**Set task 1:** In the text about mistaking Thursday for Friday, what did the narrator's wife buy?

**Reading text:**
============================================================

This just in: Yesterday was not Friday.

All day long I thought it was Friday. As I stepped off the train and walked to my house, I was thinking, “Man, that was a long week, but at least it’s Friday, and now I have a long Memorial day weekend ahead of me with no plans except to sit around in my bathrobe and play Guitar Hero II.”

And then I saw all my neighbors had their garbage bins on the curb and I wondered how I had managed to miss garbage day and then I remembered that I had watched “Lost” the night before and that oh my god it was Thursday, and I dropped down to the sidewalk and pounded the cement with my fist and I cried and cried.

But then an angel came down and spoke to me and said, “Do you really wish it were Friday? I could make it so, but that would mean that you would lose that day of your life forever.”

And I said, “Heck yeah. Do it to it.”

And the angel said, “Okay, but first let me show you what that day would have been like, had you not wished it away.”

And he took me under his wing and flew me into the future that would never be and I saw that Daniel would bring donuts to the office, and that later Levi would bring in two kinds of cake. And I figured that I should probably bulk up on calories because there’s no food back at the house and if I had to go out and shop for groceries at any point this weekend I’d have to change out of my bathrobe and that would ruin the magic plan.

So I said, “You know what, angel? I guess every day is precious and I should never wish one away, ever. Why don’t you take me home. I think tomorrow’s going to be a pretty good day.” (And I kind of half-winked, half-squinted at him for emphasis while I said, “pretty good.”)

The angel looked a little embarrassed and I could tell he thought what I said was corny, but he had to act nice because he was an angel. And then I tried to pretend that I was being ironically corny, but that just made it worse. So he took me home and made some excuse about how he had to be somewhere else and then took off.

So I pulled our garbage bins to the curb and went inside the house and found out that my wife had bought me some new socks. True story.

============================================================

**Information provided:**
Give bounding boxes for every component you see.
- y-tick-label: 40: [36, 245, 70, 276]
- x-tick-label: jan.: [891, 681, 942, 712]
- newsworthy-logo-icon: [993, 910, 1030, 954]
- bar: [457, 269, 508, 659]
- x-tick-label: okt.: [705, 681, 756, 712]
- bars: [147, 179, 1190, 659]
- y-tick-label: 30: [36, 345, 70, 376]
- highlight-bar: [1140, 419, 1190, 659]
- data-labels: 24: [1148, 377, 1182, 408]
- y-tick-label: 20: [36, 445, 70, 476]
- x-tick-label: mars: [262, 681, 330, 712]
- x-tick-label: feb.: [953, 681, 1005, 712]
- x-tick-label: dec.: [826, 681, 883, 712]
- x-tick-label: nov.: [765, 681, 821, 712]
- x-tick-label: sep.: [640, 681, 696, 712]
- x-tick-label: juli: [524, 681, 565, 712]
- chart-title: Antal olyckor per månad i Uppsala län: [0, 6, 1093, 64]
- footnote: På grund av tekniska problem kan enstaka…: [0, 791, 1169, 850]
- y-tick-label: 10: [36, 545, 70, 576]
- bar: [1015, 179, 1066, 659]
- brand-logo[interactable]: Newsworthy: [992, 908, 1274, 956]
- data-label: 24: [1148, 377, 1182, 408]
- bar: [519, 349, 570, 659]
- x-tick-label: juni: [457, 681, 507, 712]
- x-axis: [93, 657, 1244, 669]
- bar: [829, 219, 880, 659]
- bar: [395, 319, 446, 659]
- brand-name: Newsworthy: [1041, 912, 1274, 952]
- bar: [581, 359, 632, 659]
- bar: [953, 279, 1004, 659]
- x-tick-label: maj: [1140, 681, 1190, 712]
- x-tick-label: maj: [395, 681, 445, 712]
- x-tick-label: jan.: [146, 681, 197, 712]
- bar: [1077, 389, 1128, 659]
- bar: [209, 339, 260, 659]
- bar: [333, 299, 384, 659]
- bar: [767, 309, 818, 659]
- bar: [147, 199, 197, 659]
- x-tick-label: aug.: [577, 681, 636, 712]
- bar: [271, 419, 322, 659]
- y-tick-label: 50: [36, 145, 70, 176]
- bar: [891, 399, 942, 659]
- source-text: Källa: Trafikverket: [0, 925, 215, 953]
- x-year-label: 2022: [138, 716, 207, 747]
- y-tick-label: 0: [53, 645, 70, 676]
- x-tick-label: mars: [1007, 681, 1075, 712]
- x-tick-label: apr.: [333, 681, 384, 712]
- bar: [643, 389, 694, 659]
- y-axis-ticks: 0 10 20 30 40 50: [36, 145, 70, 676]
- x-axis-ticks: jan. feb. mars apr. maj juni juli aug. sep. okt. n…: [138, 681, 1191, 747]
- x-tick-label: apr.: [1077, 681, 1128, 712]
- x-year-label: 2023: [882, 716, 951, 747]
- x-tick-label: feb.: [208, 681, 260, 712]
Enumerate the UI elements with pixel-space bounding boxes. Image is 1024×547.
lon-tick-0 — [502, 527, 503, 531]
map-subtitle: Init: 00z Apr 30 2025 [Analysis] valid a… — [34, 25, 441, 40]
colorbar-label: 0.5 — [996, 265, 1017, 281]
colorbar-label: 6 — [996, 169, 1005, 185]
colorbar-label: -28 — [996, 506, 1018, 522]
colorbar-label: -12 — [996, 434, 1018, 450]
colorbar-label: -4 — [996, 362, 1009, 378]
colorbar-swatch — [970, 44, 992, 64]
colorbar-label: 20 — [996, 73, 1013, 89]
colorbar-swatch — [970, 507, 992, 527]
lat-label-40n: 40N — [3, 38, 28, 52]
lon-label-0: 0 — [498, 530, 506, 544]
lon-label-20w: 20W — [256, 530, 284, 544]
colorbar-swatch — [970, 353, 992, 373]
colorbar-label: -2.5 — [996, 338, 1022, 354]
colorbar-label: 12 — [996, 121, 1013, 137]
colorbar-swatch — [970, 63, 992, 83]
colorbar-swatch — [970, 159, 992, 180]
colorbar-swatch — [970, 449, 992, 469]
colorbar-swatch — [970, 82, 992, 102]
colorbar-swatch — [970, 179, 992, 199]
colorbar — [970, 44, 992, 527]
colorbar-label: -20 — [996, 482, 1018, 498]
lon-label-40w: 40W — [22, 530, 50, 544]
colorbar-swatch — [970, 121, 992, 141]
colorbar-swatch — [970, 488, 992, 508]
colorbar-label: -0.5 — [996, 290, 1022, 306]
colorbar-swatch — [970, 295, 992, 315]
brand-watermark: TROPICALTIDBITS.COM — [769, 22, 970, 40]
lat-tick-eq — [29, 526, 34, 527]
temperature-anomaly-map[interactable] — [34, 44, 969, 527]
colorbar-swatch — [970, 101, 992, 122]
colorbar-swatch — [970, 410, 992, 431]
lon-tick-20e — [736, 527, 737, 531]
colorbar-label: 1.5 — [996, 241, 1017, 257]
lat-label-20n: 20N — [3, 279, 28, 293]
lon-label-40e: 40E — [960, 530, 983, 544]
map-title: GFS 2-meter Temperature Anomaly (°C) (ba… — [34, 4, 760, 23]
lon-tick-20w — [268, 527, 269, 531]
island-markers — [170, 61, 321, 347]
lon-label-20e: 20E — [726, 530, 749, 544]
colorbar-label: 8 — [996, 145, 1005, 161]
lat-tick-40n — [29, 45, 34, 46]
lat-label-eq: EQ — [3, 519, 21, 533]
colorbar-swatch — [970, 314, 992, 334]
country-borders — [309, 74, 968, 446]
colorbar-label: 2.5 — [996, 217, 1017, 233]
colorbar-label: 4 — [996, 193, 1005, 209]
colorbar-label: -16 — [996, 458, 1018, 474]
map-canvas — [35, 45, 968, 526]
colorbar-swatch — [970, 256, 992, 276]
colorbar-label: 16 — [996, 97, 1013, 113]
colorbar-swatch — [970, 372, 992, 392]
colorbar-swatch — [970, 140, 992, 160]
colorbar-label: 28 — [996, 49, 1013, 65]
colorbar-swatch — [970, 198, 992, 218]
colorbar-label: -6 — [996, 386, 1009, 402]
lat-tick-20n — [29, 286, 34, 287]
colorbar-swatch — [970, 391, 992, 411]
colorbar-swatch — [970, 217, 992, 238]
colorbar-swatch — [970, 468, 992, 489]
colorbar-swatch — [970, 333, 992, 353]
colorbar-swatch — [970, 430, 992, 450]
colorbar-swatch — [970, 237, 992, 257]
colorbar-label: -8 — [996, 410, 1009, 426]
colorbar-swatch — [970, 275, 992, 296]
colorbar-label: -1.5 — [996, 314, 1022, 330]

============================================================

**Set task 2:** Format the lines of the records as a JSON list of strings, one string per line, with blank lines left out. Begin at the first line of the records and stop after the line that contains "- x-tick-label: nov.: [765, 681, 821, 712]".

**Written response 1:** New socks.

**Written response 2:**
[
  "Give bounding boxes for every component you see.",
  "- y-tick-label: 40: [36, 245, 70, 276]",
  "- x-tick-label: jan.: [891, 681, 942, 712]",
  "- newsworthy-logo-icon: [993, 910, 1030, 954]",
  "- bar: [457, 269, 508, 659]",
  "- x-tick-label: okt.: [705, 681, 756, 712]",
  "- bars: [147, 179, 1190, 659]",
  "- y-tick-label: 30: [36, 345, 70, 376]",
  "- highlight-bar: [1140, 419, 1190, 659]",
  "- data-labels: 24: [1148, 377, 1182, 408]",
  "- y-tick-label: 20: [36, 445, 70, 476]",
  "- x-tick-label: mars: [262, 681, 330, 712]",
  "- x-tick-label: feb.: [953, 681, 1005, 712]",
  "- x-tick-label: dec.: [826, 681, 883, 712]",
  "- x-tick-label: nov.: [765, 681, 821, 712]"
]